Problem to work on:
Below are some records. How many of their lines contain the string "Writing"? Give the number only.

Input data:
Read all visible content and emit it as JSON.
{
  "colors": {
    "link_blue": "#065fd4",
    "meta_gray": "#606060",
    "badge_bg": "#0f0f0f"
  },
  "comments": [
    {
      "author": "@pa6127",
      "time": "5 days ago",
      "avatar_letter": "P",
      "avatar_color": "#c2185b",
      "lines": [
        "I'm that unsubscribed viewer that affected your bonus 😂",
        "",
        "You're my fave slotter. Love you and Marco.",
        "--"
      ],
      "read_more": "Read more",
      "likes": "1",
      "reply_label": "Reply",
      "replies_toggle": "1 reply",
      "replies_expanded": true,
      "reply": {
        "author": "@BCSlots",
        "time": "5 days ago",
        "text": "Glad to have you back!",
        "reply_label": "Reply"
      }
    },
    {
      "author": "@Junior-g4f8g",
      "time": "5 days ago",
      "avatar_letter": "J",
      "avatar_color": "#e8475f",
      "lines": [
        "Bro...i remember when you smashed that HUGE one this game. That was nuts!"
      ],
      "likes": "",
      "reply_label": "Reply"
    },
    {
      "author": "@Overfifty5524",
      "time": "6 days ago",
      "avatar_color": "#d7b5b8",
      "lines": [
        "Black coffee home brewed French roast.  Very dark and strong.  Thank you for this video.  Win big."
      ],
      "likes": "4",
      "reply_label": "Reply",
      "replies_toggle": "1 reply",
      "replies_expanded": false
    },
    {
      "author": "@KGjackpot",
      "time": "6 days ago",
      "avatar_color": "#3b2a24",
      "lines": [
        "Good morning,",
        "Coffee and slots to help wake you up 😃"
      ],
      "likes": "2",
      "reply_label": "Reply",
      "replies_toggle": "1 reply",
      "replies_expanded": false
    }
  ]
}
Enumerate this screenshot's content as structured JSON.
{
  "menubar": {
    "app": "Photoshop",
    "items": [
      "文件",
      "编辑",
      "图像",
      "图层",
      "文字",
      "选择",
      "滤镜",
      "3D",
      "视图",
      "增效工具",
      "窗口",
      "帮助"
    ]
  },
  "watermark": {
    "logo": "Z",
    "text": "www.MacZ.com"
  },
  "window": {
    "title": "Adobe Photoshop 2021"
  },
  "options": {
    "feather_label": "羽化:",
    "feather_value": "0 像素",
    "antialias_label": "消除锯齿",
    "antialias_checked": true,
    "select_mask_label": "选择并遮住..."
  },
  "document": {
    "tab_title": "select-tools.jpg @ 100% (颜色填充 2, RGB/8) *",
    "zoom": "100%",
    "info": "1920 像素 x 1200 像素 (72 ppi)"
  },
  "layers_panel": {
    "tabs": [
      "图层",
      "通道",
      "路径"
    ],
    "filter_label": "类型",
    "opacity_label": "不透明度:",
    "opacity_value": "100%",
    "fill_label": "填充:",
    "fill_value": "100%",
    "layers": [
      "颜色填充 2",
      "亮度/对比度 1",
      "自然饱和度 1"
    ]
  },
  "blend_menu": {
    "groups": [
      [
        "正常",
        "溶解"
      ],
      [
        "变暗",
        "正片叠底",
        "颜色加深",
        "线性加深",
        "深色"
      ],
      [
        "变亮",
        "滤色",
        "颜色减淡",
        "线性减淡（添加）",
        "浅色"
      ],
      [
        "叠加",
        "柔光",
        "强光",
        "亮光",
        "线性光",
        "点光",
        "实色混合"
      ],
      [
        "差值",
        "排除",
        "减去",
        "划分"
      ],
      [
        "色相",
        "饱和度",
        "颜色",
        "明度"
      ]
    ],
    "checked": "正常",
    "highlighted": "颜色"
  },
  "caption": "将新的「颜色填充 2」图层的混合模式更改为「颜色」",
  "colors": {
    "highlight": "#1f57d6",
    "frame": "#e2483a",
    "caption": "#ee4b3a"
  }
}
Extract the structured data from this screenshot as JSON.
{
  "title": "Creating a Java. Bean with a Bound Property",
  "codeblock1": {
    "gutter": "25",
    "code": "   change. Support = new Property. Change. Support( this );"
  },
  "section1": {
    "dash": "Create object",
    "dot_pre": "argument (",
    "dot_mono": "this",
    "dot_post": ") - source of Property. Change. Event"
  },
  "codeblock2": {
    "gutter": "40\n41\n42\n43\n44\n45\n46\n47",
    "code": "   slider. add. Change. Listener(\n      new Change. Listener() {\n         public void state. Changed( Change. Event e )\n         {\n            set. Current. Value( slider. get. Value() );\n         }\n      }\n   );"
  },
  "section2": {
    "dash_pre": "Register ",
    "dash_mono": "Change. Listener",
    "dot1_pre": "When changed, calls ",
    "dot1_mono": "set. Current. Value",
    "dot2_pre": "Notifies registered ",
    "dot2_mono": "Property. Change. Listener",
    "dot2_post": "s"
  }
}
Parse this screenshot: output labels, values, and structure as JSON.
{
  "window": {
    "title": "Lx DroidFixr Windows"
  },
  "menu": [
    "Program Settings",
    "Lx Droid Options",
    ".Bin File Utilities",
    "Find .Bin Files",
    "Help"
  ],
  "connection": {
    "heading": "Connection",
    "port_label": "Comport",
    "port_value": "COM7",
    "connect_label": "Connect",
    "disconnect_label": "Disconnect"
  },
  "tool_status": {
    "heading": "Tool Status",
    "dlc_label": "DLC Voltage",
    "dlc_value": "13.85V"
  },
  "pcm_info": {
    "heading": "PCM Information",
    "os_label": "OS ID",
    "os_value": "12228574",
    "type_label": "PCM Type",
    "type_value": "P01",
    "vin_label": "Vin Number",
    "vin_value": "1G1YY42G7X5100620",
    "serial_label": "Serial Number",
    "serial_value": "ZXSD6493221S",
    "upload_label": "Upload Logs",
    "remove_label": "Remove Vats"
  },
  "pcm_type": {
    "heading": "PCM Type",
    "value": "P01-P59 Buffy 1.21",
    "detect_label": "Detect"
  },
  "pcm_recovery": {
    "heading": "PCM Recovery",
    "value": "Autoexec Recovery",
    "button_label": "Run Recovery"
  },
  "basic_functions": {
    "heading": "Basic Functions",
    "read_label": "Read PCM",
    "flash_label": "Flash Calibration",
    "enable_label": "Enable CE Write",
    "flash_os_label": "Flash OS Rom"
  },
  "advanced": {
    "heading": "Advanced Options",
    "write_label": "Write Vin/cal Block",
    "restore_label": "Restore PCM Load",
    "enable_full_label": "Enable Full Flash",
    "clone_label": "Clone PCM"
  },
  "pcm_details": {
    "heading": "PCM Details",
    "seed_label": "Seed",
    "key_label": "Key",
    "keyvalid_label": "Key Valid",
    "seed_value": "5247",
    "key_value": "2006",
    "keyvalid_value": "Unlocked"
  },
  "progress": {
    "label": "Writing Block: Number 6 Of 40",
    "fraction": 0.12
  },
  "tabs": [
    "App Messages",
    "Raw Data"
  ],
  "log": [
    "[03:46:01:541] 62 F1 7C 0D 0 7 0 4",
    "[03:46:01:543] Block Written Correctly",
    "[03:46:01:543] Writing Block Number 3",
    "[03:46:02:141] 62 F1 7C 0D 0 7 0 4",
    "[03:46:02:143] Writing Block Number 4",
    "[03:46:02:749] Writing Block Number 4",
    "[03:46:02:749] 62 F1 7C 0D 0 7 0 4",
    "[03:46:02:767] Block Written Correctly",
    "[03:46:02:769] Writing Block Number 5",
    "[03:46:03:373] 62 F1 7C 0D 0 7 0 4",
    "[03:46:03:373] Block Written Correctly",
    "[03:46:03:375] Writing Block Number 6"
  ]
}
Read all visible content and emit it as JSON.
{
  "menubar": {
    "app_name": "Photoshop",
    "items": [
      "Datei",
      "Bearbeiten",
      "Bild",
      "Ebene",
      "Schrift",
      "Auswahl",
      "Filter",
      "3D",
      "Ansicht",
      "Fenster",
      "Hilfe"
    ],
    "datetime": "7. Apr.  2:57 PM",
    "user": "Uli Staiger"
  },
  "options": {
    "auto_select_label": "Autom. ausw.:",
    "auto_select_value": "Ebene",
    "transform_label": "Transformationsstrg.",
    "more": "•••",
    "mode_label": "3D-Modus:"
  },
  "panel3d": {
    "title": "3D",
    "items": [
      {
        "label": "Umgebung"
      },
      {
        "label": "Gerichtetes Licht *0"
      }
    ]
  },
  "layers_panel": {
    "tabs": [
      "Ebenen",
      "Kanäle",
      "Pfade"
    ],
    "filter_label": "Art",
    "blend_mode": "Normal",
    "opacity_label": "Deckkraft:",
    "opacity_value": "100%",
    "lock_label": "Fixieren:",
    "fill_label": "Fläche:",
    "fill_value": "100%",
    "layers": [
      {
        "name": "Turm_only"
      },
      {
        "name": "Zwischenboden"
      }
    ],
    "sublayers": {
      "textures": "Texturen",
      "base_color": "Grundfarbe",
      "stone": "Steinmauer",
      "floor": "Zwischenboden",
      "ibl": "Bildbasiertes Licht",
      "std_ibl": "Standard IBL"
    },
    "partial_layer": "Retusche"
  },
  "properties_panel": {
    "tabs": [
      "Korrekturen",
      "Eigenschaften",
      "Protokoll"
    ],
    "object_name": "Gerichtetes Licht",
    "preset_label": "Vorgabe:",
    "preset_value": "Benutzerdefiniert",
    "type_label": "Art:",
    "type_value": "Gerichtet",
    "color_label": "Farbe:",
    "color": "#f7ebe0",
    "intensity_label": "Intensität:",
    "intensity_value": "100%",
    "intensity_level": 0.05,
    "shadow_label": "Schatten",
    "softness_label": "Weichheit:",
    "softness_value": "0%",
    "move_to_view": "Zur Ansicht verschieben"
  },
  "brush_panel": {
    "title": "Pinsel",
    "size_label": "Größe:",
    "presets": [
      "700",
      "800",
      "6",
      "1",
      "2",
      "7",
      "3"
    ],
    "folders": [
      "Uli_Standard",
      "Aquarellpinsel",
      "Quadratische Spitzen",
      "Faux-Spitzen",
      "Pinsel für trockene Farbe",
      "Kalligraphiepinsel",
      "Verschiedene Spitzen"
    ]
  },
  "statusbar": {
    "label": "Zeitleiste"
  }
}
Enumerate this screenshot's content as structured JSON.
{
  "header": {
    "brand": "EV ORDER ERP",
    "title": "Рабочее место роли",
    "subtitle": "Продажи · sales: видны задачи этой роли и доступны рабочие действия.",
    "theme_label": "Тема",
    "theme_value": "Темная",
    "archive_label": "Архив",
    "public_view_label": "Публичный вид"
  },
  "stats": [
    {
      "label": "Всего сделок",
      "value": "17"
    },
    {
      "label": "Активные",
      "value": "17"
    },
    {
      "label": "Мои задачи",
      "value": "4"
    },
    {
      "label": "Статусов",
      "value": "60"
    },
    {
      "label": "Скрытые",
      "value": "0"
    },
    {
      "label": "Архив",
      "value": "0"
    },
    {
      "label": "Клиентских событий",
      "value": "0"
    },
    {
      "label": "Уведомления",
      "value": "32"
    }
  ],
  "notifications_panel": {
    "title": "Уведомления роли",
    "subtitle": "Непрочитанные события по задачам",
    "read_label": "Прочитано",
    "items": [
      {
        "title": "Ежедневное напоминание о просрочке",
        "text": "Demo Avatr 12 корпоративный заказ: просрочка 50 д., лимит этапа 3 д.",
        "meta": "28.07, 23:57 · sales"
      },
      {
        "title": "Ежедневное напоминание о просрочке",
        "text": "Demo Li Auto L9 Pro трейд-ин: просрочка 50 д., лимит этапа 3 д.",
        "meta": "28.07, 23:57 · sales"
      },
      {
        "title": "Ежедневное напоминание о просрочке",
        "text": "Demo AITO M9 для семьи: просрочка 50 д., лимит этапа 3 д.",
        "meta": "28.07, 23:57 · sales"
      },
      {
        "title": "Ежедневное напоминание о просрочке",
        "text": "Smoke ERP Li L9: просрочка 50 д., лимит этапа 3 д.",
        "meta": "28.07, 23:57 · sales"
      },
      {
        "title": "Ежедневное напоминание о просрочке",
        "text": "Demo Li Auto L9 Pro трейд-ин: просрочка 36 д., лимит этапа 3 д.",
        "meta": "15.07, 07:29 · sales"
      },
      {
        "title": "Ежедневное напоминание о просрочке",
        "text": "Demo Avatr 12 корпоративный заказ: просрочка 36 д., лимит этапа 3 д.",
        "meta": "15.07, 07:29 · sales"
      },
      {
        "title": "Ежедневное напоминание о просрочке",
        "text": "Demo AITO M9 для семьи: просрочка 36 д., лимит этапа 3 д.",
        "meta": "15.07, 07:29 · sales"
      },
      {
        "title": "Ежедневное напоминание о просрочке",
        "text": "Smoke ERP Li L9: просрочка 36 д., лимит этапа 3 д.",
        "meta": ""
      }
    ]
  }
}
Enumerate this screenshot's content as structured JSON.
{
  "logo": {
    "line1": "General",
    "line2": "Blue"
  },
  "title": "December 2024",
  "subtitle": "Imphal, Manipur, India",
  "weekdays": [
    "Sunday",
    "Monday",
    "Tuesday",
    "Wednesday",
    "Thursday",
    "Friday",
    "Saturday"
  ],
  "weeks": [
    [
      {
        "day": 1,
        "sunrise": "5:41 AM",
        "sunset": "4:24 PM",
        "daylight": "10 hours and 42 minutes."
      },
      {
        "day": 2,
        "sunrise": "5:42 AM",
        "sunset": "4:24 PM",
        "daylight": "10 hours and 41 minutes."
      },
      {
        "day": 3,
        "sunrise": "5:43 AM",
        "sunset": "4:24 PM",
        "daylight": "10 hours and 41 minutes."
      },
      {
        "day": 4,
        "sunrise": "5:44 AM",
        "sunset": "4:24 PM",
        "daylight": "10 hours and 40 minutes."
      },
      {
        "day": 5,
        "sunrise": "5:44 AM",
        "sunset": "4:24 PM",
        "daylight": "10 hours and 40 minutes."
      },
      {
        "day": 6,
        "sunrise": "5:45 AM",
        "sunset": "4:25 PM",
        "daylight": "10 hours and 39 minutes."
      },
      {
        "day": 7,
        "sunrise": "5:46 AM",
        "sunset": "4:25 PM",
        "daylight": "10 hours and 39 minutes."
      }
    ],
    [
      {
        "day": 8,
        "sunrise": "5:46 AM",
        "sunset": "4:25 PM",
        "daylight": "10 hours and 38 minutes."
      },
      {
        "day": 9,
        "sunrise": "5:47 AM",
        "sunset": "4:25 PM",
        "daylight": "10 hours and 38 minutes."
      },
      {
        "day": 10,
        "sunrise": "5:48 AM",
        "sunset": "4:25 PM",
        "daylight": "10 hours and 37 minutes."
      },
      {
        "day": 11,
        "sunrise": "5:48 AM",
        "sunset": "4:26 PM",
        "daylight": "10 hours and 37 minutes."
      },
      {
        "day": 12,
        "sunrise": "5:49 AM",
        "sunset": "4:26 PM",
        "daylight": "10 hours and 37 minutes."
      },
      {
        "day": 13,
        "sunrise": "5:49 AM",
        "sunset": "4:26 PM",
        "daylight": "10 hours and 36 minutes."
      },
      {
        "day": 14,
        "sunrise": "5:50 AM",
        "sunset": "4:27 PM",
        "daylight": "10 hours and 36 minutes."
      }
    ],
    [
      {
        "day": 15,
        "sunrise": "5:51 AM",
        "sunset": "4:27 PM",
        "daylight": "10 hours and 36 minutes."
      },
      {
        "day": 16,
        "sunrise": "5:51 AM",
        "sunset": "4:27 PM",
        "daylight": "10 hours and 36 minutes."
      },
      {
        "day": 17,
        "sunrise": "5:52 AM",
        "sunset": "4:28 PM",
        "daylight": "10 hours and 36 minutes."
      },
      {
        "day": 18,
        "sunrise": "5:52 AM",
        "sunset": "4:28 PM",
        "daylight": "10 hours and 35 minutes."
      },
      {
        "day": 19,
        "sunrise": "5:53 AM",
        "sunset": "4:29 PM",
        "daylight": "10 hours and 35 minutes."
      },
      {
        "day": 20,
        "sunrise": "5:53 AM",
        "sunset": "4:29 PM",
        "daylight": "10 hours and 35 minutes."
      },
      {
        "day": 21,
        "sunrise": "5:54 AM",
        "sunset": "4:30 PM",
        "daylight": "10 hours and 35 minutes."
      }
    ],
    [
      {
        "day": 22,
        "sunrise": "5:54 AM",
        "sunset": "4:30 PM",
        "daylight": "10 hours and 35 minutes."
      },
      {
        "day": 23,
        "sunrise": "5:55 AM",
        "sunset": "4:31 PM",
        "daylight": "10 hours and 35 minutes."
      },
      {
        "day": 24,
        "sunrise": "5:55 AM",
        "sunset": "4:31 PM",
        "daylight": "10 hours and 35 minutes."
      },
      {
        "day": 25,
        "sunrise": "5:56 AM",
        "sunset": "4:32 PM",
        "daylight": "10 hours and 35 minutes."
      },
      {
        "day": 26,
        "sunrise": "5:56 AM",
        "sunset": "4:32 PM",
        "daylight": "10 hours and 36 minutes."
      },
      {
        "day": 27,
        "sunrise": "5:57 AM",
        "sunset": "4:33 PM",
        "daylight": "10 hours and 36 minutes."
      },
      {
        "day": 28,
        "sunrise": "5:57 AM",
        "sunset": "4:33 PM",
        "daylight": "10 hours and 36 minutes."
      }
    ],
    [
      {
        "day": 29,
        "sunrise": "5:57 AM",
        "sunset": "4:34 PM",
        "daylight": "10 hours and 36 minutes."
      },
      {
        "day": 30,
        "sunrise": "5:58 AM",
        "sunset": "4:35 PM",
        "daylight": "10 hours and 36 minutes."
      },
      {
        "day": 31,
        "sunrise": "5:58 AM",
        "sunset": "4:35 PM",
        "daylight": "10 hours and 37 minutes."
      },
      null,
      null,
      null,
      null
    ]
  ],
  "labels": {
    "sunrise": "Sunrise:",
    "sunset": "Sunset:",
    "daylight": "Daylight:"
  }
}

Solution for this problem:
6